#### TASK DIRECTIONS:
In the records below, pick out all lines containing the word "صارفه".

#### Collected data:
★ ★ ★ ★ ★

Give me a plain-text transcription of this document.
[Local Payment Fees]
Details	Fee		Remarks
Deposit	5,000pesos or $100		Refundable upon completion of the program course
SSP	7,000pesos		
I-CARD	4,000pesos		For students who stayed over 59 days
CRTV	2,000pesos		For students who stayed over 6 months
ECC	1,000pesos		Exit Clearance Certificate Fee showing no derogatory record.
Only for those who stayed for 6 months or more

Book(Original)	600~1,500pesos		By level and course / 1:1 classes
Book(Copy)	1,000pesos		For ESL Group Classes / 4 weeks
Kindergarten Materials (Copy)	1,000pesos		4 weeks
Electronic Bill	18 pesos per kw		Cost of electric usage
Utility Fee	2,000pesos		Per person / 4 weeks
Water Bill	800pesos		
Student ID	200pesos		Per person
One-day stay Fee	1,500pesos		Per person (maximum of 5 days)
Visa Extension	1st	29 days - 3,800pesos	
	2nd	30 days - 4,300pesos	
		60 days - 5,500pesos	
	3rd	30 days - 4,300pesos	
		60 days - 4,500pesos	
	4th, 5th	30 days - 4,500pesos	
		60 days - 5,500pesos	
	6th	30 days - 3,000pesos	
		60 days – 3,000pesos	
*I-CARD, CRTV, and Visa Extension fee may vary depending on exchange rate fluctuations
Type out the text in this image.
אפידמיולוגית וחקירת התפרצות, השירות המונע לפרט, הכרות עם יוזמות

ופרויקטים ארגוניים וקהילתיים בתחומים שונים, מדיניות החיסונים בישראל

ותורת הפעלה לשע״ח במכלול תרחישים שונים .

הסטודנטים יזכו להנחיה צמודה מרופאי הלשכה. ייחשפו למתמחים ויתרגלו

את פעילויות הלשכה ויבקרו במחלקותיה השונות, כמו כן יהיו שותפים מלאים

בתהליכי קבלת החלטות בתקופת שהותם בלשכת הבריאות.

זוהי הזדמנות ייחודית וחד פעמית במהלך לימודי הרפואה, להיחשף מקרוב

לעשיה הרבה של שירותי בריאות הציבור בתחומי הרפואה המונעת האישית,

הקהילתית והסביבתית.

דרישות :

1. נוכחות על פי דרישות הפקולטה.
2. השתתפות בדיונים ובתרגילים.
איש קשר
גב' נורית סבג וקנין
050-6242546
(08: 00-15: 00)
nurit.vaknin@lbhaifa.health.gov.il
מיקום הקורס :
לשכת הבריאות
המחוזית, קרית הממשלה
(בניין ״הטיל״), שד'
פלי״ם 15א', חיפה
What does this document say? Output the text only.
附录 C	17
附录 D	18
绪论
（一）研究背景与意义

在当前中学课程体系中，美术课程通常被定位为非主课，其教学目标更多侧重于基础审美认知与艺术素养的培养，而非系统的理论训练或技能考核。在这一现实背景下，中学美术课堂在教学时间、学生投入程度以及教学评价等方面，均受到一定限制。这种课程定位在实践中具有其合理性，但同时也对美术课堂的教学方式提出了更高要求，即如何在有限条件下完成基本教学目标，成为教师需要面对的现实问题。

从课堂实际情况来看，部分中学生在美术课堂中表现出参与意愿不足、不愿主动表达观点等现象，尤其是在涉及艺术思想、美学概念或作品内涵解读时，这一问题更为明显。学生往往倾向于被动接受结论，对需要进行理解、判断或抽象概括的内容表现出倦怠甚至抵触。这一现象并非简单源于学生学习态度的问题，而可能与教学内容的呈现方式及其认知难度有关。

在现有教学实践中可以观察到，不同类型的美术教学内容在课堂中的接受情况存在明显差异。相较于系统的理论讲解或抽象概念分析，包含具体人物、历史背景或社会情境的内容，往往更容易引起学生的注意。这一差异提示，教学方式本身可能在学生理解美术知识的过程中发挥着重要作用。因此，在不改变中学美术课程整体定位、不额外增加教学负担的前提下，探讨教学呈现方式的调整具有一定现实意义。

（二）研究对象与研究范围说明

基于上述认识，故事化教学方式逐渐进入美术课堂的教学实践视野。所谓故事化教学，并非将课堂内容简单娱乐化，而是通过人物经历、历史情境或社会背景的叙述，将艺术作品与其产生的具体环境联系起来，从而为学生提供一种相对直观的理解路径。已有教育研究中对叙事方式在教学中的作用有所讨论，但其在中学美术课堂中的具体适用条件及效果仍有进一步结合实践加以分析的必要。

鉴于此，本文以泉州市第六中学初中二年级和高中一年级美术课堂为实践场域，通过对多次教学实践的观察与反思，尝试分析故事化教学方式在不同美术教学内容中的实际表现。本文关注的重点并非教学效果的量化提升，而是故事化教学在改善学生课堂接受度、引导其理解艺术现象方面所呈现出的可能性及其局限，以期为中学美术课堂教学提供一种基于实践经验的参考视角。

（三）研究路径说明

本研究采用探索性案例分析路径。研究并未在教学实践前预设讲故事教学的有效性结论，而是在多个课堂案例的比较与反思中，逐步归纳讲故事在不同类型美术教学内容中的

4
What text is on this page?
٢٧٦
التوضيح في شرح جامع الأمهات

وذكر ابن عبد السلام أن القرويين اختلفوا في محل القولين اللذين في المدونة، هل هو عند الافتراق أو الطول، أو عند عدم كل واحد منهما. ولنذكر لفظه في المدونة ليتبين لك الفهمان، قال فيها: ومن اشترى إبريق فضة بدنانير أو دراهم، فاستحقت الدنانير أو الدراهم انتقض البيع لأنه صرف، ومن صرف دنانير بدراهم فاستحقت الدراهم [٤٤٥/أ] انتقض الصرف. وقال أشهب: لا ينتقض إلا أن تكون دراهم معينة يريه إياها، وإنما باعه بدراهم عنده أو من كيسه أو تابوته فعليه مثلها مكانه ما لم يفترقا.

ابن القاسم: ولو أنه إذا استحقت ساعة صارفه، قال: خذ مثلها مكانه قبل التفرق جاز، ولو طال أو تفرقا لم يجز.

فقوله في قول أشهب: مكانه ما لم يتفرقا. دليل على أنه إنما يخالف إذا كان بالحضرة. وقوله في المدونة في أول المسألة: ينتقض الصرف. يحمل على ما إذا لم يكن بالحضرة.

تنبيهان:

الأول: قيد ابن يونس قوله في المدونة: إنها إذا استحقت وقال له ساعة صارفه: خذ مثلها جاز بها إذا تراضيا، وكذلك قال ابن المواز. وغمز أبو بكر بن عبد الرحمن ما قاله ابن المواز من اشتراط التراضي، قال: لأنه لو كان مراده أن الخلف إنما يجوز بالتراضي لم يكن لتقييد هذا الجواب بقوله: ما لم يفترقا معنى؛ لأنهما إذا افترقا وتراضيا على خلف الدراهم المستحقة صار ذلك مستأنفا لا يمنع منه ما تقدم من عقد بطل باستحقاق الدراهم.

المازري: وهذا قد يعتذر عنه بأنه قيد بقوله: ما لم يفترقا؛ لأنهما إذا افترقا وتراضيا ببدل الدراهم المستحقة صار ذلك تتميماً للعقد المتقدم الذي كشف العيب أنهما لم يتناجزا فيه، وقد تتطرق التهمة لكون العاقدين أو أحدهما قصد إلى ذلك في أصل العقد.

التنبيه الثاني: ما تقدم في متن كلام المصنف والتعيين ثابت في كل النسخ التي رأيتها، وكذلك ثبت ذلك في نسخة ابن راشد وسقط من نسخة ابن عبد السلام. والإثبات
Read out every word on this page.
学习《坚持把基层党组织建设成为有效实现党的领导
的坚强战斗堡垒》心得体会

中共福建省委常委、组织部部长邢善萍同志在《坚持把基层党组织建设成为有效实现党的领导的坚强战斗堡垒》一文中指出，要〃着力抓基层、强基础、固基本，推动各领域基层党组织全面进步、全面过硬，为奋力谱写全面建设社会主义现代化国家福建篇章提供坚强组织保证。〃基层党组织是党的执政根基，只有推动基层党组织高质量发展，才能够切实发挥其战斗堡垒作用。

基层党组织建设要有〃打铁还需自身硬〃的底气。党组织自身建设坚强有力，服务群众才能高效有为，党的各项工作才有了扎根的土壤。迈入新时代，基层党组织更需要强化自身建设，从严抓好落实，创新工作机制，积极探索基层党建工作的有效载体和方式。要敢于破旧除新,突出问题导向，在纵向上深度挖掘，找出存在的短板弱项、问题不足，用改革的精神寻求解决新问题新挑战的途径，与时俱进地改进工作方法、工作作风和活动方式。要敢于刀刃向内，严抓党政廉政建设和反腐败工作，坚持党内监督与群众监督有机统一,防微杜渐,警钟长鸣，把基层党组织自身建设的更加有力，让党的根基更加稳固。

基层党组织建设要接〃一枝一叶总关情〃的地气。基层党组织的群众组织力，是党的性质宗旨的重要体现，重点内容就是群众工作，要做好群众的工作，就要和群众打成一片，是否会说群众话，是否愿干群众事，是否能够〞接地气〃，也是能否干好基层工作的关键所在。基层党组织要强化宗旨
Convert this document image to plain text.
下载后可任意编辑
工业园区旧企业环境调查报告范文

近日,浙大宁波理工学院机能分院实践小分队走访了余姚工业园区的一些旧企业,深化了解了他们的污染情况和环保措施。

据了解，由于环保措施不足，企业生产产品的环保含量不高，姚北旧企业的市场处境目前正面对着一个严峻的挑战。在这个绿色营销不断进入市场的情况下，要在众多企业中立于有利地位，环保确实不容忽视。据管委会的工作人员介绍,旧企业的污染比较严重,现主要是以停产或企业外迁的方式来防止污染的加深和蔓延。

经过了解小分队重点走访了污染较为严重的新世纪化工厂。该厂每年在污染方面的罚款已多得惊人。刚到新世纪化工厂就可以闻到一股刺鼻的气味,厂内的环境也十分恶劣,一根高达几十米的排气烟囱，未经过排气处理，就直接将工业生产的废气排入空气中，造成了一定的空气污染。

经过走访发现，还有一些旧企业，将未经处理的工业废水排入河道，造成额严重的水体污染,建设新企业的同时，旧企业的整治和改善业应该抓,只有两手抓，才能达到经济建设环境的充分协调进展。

★ ★ ★ ★ ★

#### SOLVED PROBLEM:
ابن القاسم: ولو أنه إذا استحقت ساعة صارفه، قال: خذ مثلها مكانه قبل التفرق جاز، ولو طال أو تفرقا لم يجز.
الأول: قيد ابن يونس قوله في المدونة: إنها إذا استحقت وقال له ساعة صارفه: خذ مثلها جاز بها إذا تراضيا، وكذلك قال ابن المواز. وغمز أبو بكر بن عبد الرحمن ما قاله ابن المواز من اشتراط التراضي، قال: لأنه لو كان مراده أن الخلف إنما يجوز بالتراضي لم يكن لتقييد هذا الجواب بقوله: ما لم يفترقا معنى؛ لأنهما إذا افترقا وتراضيا على خلف الدراهم المستحقة صار ذلك مستأنفا لا يمنع منه ما تقدم من عقد بطل باستحقاق الدراهم.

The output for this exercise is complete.